### WHAT YOU WILL DO
Separate out the lines that hold "penetration".

### RECORDS FOR THE EXERCISE
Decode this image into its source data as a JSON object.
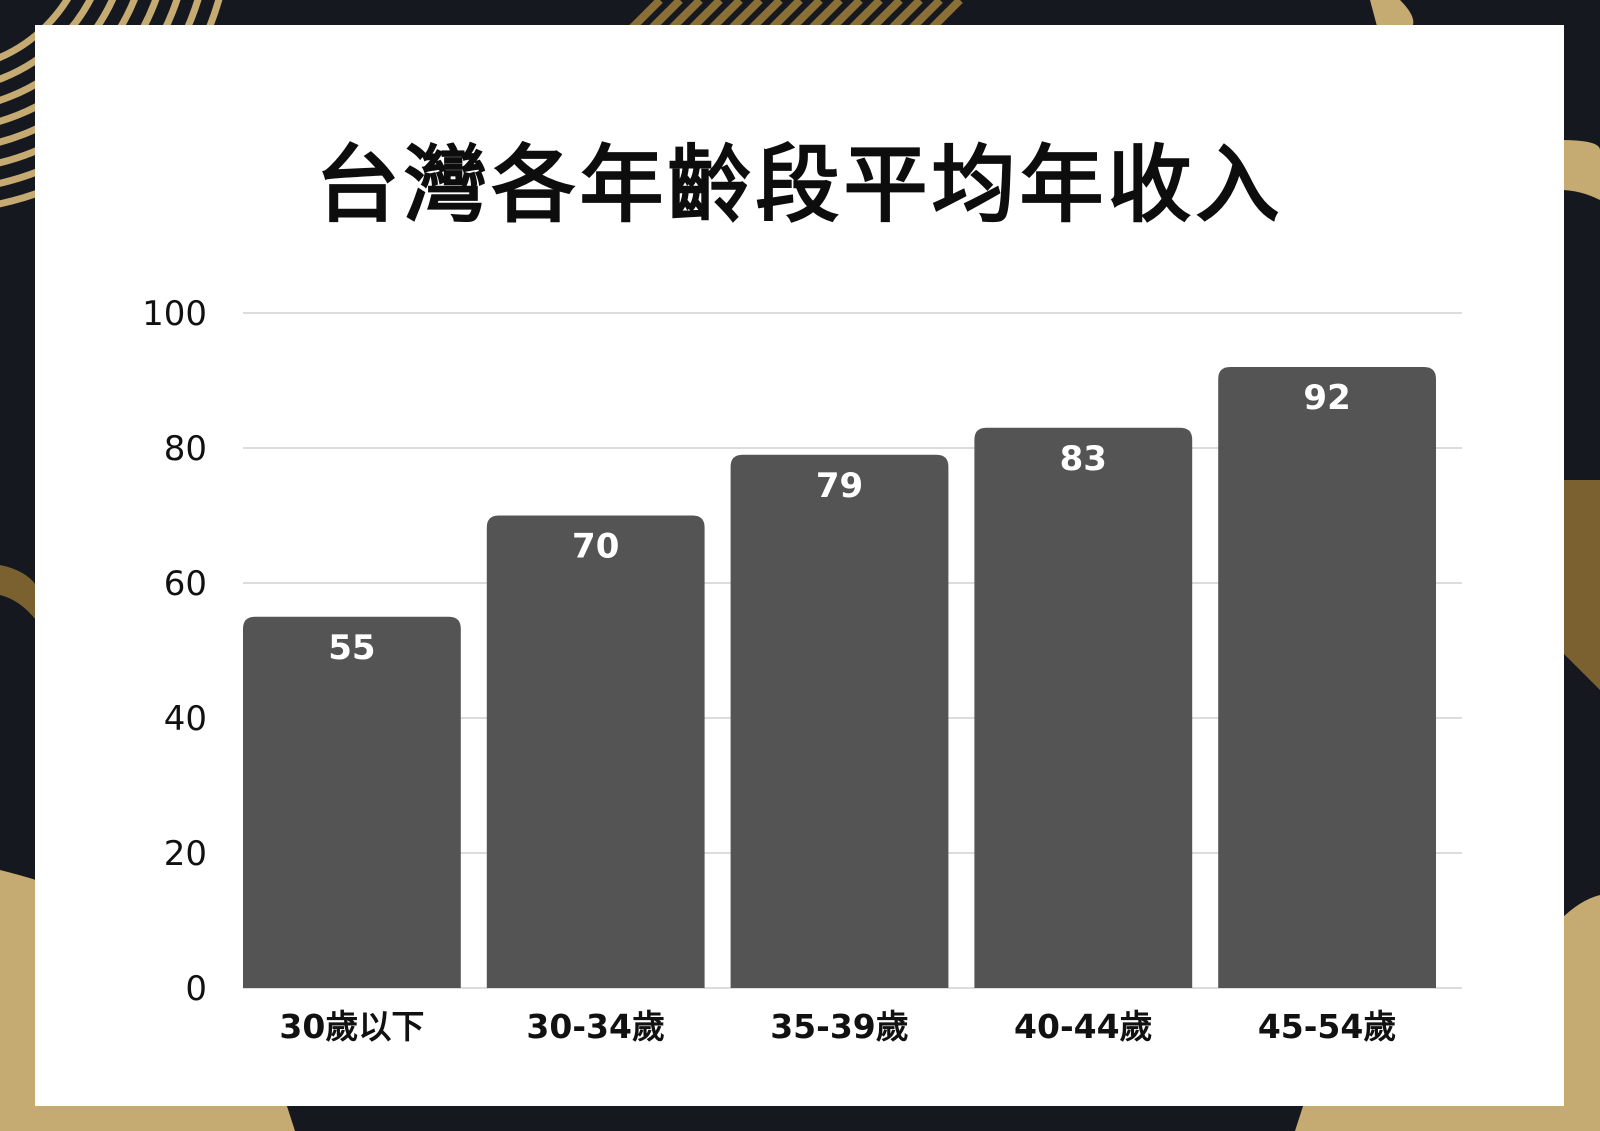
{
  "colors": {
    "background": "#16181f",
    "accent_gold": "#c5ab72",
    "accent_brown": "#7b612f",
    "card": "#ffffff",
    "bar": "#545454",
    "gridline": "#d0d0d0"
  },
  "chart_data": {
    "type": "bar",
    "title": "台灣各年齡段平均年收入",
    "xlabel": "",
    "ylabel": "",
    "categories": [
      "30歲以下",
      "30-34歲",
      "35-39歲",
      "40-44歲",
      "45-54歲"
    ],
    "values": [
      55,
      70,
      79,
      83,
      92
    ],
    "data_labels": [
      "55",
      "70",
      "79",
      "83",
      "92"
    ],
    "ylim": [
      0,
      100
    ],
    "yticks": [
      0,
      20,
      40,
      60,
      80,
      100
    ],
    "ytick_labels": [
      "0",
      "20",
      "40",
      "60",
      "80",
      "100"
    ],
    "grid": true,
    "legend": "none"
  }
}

==

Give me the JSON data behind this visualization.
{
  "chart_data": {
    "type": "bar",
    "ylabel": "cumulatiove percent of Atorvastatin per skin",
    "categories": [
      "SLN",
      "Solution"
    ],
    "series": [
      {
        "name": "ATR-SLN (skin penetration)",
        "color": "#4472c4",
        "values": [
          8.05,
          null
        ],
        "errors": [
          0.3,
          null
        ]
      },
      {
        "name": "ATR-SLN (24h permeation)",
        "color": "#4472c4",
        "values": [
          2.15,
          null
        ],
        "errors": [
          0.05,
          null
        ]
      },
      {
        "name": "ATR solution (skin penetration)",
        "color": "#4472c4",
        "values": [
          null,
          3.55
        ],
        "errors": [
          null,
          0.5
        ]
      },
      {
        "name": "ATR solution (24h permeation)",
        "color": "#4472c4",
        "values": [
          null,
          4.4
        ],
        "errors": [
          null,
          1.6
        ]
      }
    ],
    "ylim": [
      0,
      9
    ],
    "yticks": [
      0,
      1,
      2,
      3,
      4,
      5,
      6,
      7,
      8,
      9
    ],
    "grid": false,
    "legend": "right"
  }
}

### WRITTEN SOLUTION
        "name": "ATR-SLN (skin penetration)",
        "name": "ATR solution (skin penetration)",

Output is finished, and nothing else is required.